WHAT IS ASKED: Copy out all of the material, matching it word for word.

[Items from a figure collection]
────────────────

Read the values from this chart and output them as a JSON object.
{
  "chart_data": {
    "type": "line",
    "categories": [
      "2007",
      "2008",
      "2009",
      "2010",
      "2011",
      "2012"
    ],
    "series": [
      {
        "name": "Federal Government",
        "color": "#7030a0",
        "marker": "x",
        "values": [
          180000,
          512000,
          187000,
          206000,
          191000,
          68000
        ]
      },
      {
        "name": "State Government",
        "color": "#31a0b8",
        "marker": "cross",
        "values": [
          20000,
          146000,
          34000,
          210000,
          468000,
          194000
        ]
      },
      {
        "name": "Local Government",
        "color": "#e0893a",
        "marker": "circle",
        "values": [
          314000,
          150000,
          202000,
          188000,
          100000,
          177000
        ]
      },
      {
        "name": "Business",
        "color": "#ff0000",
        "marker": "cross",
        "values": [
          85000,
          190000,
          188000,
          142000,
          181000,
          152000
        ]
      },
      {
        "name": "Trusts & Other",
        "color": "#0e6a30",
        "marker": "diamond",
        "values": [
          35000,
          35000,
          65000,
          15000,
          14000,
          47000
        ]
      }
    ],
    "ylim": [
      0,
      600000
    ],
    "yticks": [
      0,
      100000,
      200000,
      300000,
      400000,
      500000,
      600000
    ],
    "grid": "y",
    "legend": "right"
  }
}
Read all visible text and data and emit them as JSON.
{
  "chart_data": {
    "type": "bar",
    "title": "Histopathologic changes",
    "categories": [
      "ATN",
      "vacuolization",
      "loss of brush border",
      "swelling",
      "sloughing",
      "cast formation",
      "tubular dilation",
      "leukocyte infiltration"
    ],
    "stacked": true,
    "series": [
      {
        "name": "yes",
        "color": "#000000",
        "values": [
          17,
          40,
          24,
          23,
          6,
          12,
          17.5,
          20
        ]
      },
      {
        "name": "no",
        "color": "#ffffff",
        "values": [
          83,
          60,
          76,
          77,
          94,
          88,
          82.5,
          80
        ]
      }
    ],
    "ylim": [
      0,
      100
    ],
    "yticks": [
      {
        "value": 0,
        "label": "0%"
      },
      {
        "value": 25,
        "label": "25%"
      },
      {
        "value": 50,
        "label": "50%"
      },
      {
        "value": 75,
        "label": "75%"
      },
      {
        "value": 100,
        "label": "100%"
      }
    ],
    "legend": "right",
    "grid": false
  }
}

────────────────

SOLUTION TO THIS PROBLEM:
Read the values from this chart and output them as a JSON object.
{
  "chart_data": {
    "type": "line",
    "categories": [
      "2007",
      "2008",
      "2009",
      "2010",
      "2011",
      "2012"
    ],
    "series": [
      {
        "name": "Federal Government",
        "color": "#7030a0",
        "marker": "x",
        "values": [
          180000,
          512000,
          187000,
          206000,
          191000,
          68000
        ]
      },
      {
        "name": "State Government",
        "color": "#31a0b8",
        "marker": "cross",
        "values": [
          20000,
          146000,
          34000,
          210000,
          468000,
          194000
        ]
      },
      {
        "name": "Local Government",
        "color": "#e0893a",
        "marker": "circle",
        "values": [
          314000,
          150000,
          202000,
          188000,
          100000,
          177000
        ]
      },
      {
        "name": "Business",
        "color": "#ff0000",
        "marker": "cross",
        "values": [
          85000,
          190000,
          188000,
          142000,
          181000,
          152000
        ]
      },
      {
        "name": "Trusts & Other",
        "color": "#0e6a30",
        "marker": "diamond",
        "values": [
          35000,
          35000,
          65000,
          15000,
          14000,
          47000
        ]
      }
    ],
    "ylim": [
      0,
      600000
    ],
    "yticks": [
      0,
      100000,
      200000,
      300000,
      400000,
      500000,
      600000
    ],
    "grid": "y",
    "legend": "right"
  }
}
Read all visible text and data and emit them as JSON.
{
  "chart_data": {
    "type": "bar",
    "title": "Histopathologic changes",
    "categories": [
      "ATN",
      "vacuolization",
      "loss of brush border",
      "swelling",
      "sloughing",
      "cast formation",
      "tubular dilation",
      "leukocyte infiltration"
    ],
    "stacked": true,
    "series": [
      {
        "name": "yes",
        "color": "#000000",
        "values": [
          17,
          40,
          24,
          23,
          6,
          12,
          17.5,
          20
        ]
      },
      {
        "name": "no",
        "color": "#ffffff",
        "values": [
          83,
          60,
          76,
          77,
          94,
          88,
          82.5,
          80
        ]
      }
    ],
    "ylim": [
      0,
      100
    ],
    "yticks": [
      {
        "value": 0,
        "label": "0%"
      },
      {
        "value": 25,
        "label": "25%"
      },
      {
        "value": 50,
        "label": "50%"
      },
      {
        "value": 75,
        "label": "75%"
      },
      {
        "value": 100,
        "label": "100%"
      }
    ],
    "legend": "right",
    "grid": false
  }
}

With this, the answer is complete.